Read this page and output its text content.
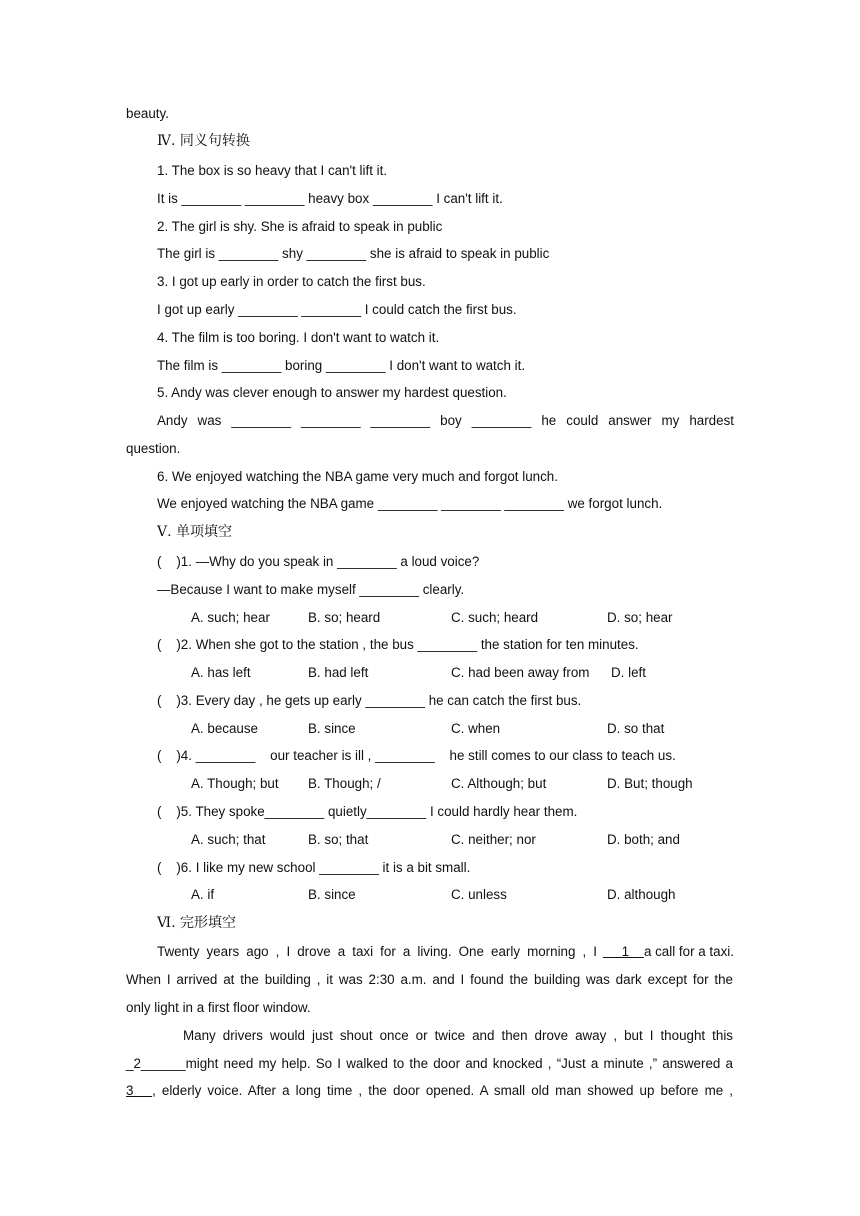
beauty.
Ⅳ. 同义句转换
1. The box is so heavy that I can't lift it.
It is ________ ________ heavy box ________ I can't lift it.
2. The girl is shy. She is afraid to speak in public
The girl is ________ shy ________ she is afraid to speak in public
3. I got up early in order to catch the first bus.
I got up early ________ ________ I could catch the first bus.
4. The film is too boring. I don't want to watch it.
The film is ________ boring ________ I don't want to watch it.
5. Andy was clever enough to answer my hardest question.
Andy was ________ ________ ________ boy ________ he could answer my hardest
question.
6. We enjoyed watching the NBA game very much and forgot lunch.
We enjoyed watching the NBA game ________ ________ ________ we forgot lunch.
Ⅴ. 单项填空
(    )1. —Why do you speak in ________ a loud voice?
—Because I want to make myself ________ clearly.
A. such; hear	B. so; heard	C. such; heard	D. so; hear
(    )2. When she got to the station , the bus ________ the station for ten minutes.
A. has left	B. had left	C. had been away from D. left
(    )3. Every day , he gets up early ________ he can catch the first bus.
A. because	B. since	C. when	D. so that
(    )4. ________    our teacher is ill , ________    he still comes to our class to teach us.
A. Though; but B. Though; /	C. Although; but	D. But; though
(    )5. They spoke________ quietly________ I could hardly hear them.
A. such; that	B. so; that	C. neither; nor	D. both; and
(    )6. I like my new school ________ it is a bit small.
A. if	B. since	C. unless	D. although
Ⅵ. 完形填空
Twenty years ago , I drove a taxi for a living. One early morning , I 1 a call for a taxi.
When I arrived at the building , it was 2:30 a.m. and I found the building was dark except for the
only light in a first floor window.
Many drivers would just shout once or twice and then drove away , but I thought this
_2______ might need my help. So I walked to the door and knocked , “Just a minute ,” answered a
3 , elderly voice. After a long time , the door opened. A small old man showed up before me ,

==

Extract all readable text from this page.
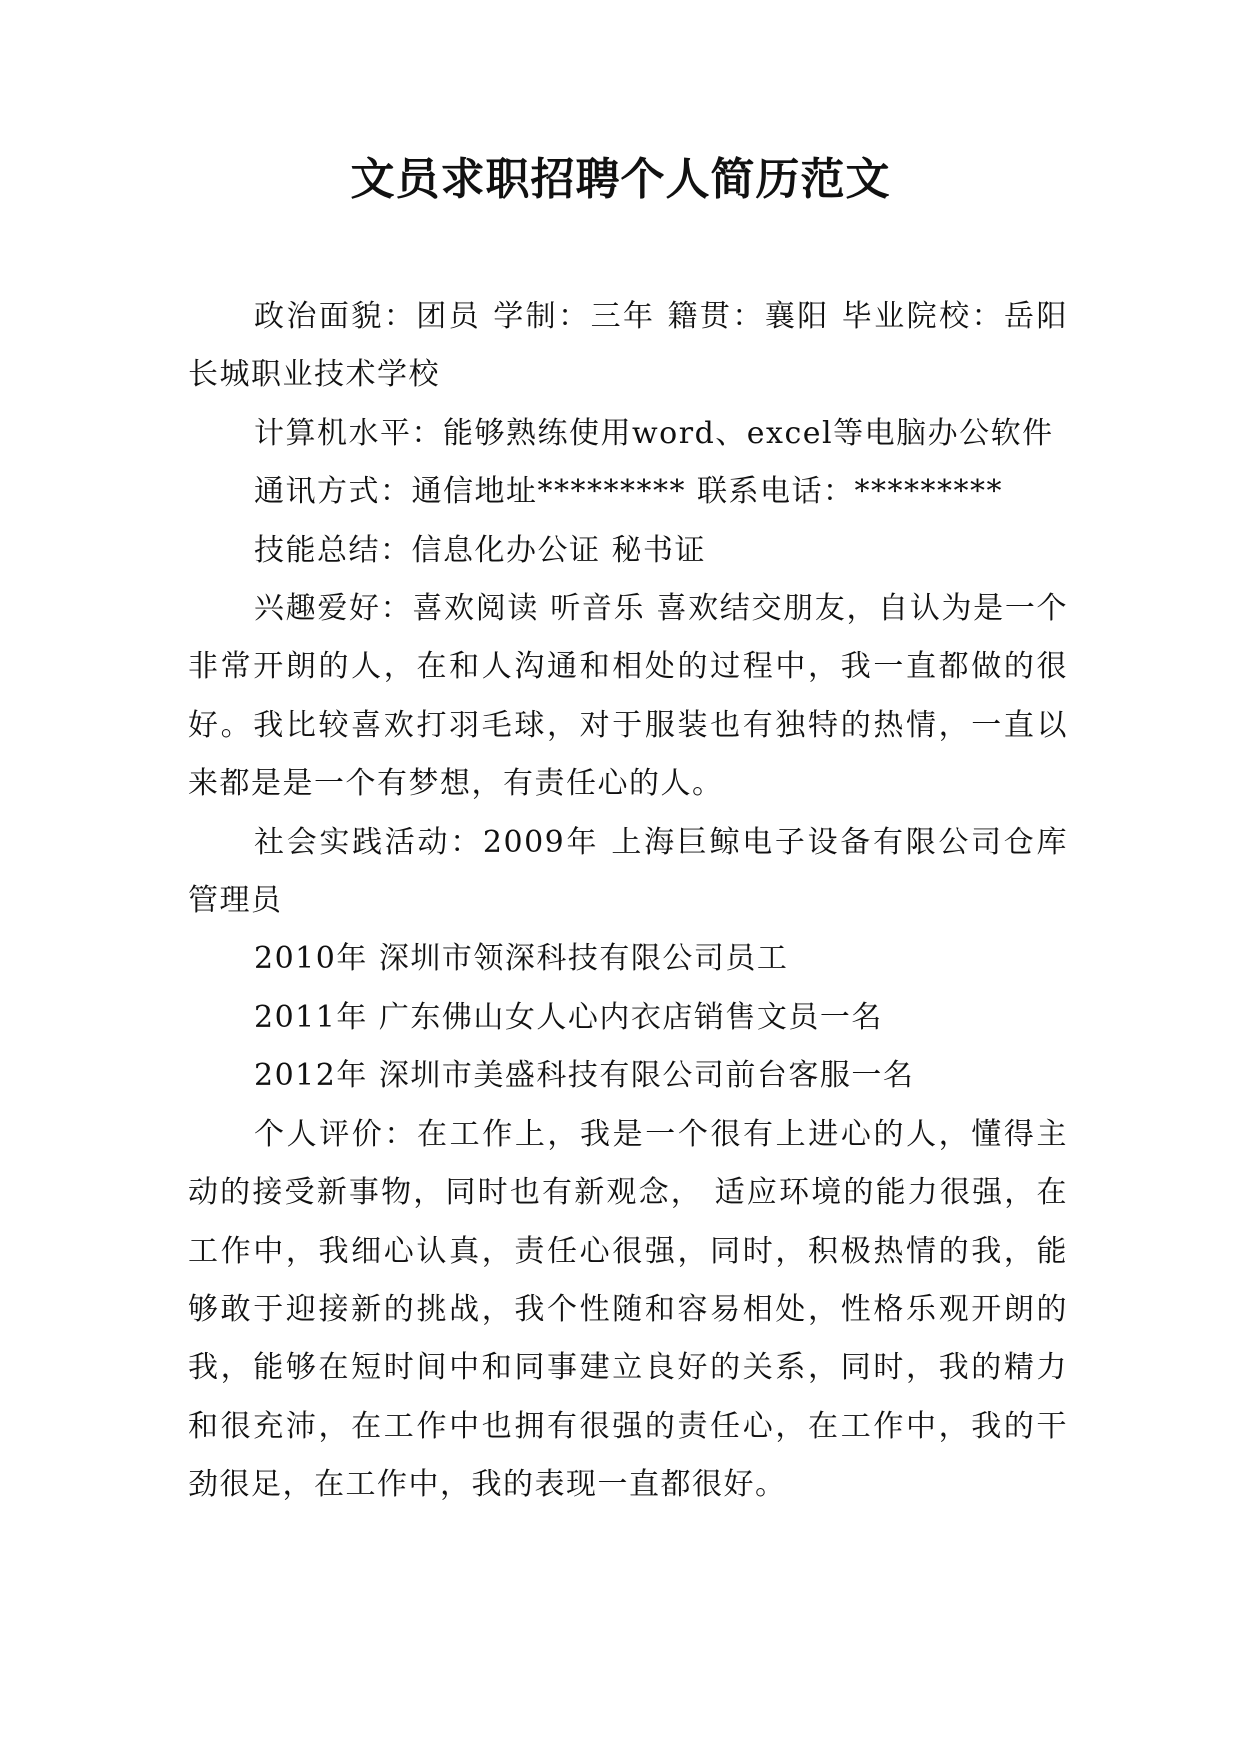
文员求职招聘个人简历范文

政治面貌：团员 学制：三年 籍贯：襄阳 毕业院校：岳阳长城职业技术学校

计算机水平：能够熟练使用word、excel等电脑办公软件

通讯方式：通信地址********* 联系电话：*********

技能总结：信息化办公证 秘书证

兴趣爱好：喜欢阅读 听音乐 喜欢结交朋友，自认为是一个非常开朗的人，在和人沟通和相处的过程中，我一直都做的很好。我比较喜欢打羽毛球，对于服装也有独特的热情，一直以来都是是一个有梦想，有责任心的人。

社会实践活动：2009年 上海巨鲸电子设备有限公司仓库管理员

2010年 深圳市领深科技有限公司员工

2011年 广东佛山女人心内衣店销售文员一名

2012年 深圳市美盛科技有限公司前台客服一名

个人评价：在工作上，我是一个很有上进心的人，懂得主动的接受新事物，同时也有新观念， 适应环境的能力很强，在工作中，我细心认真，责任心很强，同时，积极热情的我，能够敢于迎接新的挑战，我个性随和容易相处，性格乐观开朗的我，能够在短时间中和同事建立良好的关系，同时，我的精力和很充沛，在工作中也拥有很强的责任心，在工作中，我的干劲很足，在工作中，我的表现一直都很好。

Written problem - Check each line of the records above for "this", and copy those that have it.

In response -
Read this page and output its text content.
Many drivers would just shout once or twice and then drove away , but I thought this
Extract all readable text from this page.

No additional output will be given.